-- begin Data lines --

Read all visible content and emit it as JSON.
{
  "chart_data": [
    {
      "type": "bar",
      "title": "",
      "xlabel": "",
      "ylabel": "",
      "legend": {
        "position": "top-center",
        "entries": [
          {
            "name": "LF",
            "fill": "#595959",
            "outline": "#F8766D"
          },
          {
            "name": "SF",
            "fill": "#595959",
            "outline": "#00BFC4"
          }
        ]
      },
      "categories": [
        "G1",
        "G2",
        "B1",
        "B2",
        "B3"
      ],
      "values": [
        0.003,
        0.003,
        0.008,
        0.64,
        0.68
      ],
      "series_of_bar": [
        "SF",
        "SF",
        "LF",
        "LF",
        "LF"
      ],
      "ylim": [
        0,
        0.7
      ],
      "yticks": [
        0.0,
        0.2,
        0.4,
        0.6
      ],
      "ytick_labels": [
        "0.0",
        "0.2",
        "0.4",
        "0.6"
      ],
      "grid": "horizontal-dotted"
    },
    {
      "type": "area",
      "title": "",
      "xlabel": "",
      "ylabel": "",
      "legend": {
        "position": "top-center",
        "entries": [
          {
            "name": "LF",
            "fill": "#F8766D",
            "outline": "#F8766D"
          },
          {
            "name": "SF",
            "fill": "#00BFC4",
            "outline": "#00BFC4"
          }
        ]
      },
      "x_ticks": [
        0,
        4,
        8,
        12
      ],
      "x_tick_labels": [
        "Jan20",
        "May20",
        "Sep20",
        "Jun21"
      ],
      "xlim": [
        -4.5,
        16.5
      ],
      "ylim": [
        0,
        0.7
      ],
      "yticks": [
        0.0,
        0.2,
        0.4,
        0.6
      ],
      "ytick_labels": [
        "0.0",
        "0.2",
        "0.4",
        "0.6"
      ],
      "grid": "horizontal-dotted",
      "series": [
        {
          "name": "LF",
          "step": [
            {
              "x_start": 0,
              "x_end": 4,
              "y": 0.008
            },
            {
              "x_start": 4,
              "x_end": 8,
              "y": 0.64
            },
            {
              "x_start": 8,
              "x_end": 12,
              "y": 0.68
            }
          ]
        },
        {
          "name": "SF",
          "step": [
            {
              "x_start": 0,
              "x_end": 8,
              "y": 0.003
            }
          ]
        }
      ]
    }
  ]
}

-- end Data lines --
-- begin Data lines --

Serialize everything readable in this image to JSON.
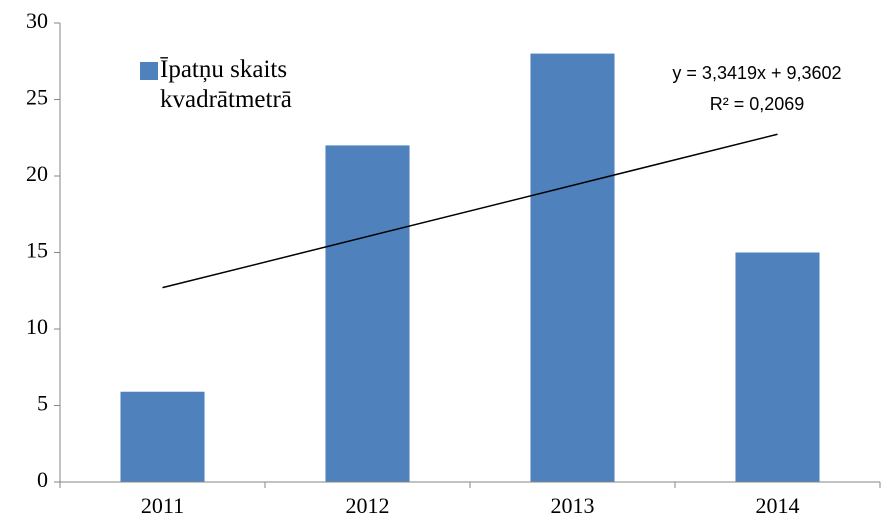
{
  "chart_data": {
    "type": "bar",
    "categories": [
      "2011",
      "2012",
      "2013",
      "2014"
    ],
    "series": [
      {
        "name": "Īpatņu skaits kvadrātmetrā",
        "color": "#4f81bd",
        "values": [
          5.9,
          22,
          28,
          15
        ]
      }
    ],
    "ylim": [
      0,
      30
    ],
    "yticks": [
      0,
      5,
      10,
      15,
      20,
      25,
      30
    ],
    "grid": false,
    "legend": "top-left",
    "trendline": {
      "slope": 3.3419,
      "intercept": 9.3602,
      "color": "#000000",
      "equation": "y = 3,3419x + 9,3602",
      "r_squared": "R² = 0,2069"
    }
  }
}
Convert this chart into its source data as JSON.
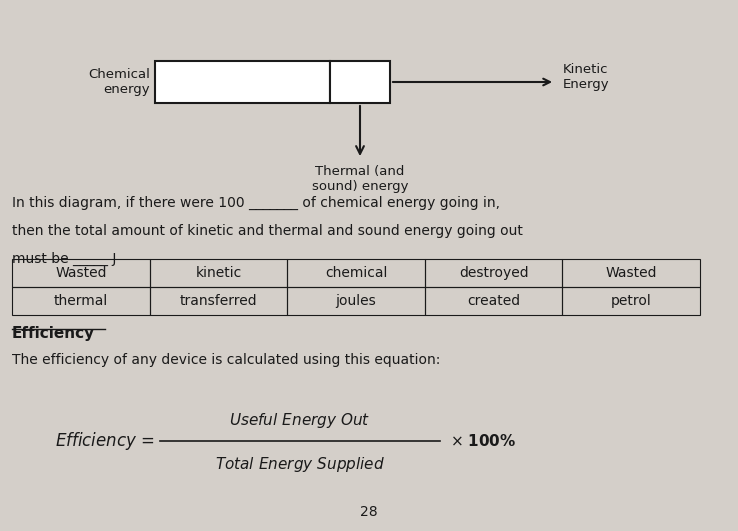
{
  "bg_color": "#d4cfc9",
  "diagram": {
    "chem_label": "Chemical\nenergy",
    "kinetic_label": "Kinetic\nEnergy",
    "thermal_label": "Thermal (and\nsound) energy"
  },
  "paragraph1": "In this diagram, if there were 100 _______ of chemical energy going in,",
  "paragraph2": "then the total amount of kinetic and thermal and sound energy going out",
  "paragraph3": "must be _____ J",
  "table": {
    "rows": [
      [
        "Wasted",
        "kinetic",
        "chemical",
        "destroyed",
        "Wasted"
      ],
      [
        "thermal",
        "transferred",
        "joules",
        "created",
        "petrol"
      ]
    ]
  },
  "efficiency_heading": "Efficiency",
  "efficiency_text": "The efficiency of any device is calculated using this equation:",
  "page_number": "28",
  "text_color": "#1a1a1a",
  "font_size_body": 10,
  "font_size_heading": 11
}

-- end Data lines --

• Work instructions:
Collect each line above holding the string "JSON".

• Result below:
Read all visible content and emit it as JSON.
Serialize everything readable in this image to JSON.
Convert this chart into its source data as JSON.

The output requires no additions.